--- start of DATA EXCERPTS ---

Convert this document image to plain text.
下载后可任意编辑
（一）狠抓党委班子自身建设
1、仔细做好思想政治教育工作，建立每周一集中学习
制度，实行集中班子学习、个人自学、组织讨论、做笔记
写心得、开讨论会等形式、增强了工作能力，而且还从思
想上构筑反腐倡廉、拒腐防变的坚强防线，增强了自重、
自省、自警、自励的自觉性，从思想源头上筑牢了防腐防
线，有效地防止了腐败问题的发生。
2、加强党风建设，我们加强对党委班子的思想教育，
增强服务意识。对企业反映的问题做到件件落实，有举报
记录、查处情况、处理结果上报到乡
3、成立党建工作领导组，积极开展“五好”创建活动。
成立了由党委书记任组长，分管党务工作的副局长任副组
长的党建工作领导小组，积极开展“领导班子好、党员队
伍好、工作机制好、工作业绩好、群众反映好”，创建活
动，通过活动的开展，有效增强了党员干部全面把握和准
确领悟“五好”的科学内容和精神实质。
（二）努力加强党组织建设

--- end of DATA EXCERPTS ---

→ TASK GOAL:
Give the listing again, word for word.

→ THE COMPLETED TASK:
Convert this document image to plain text.
下载后可任意编辑
（一）狠抓党委班子自身建设
1、仔细做好思想政治教育工作，建立每周一集中学习
制度，实行集中班子学习、个人自学、组织讨论、做笔记
写心得、开讨论会等形式、增强了工作能力，而且还从思
想上构筑反腐倡廉、拒腐防变的坚强防线，增强了自重、
自省、自警、自励的自觉性，从思想源头上筑牢了防腐防
线，有效地防止了腐败问题的发生。
2、加强党风建设，我们加强对党委班子的思想教育，
增强服务意识。对企业反映的问题做到件件落实，有举报
记录、查处情况、处理结果上报到乡
3、成立党建工作领导组，积极开展“五好”创建活动。
成立了由党委书记任组长，分管党务工作的副局长任副组
长的党建工作领导小组，积极开展“领导班子好、党员队
伍好、工作机制好、工作业绩好、群众反映好”，创建活
动，通过活动的开展，有效增强了党员干部全面把握和准
确领悟“五好”的科学内容和精神实质。
（二）努力加强党组织建设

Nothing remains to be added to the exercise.